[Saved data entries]
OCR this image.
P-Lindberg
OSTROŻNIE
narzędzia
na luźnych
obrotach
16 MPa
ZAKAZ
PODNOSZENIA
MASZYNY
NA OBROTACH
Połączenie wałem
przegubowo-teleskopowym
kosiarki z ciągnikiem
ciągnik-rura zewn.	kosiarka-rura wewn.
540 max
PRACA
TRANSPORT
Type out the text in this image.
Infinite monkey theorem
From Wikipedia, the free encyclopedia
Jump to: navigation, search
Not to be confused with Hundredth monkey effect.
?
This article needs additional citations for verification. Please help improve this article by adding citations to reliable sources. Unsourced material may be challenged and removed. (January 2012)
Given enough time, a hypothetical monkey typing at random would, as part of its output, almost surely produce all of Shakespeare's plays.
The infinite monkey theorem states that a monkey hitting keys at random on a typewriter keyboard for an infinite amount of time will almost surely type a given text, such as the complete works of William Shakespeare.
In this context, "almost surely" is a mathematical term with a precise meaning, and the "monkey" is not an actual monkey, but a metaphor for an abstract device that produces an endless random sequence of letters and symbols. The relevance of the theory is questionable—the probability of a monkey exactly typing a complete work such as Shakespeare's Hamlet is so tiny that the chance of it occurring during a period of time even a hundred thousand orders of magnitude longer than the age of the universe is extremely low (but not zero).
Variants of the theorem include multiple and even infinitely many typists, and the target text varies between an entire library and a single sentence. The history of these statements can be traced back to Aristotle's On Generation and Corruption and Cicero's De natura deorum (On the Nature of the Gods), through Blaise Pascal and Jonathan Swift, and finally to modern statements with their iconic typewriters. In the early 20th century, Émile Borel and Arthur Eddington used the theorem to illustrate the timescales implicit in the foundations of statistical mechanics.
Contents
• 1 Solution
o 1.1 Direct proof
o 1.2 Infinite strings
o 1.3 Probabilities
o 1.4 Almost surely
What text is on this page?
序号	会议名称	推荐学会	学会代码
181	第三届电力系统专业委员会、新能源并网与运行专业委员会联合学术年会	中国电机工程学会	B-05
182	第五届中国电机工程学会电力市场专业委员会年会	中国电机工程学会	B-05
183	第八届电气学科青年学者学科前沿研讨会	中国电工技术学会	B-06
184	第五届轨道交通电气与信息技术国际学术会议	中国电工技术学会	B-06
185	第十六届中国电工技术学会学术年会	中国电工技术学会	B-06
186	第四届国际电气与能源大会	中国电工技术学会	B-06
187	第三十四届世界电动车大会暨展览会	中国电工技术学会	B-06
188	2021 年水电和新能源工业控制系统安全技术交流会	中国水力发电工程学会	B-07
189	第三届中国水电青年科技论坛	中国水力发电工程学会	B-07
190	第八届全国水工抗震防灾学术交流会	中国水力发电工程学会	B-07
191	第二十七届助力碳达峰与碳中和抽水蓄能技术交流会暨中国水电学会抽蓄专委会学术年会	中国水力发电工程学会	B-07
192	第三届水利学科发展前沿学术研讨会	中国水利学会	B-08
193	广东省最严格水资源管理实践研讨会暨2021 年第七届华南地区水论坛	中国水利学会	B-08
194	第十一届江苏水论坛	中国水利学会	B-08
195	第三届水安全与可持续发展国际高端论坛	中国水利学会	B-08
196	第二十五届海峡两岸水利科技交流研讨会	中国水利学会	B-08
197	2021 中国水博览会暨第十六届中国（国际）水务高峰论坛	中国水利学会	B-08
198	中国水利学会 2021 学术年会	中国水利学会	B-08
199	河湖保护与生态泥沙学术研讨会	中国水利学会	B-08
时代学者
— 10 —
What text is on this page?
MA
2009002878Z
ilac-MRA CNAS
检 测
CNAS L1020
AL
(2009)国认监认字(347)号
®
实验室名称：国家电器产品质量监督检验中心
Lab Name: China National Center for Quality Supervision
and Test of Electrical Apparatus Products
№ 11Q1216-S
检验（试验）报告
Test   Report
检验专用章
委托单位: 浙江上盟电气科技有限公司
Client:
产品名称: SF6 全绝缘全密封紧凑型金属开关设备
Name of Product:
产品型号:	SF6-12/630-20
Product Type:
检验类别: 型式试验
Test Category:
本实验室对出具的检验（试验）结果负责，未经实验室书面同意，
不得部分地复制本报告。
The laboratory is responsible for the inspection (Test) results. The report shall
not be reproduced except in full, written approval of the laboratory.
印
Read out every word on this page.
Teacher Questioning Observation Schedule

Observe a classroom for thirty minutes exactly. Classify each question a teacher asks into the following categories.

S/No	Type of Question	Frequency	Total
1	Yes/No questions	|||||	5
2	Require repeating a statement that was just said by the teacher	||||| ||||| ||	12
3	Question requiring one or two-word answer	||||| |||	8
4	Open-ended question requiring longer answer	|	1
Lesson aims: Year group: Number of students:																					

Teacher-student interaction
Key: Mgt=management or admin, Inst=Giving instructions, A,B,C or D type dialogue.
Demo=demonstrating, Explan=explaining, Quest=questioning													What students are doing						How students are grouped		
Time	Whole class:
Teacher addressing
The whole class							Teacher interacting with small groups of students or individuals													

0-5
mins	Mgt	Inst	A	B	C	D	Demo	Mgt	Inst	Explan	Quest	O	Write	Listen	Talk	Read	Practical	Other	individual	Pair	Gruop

__Exercise brief__. Find each line that has the word "中国水力发电工程学会", then copy it out.

__Exercise answer__.
188	2021 年水电和新能源工业控制系统安全技术交流会	中国水力发电工程学会	B-07
189	第三届中国水电青年科技论坛	中国水力发电工程学会	B-07
190	第八届全国水工抗震防灾学术交流会	中国水力发电工程学会	B-07
191	第二十七届助力碳达峰与碳中和抽水蓄能技术交流会暨中国水电学会抽蓄专委会学术年会	中国水力发电工程学会	B-07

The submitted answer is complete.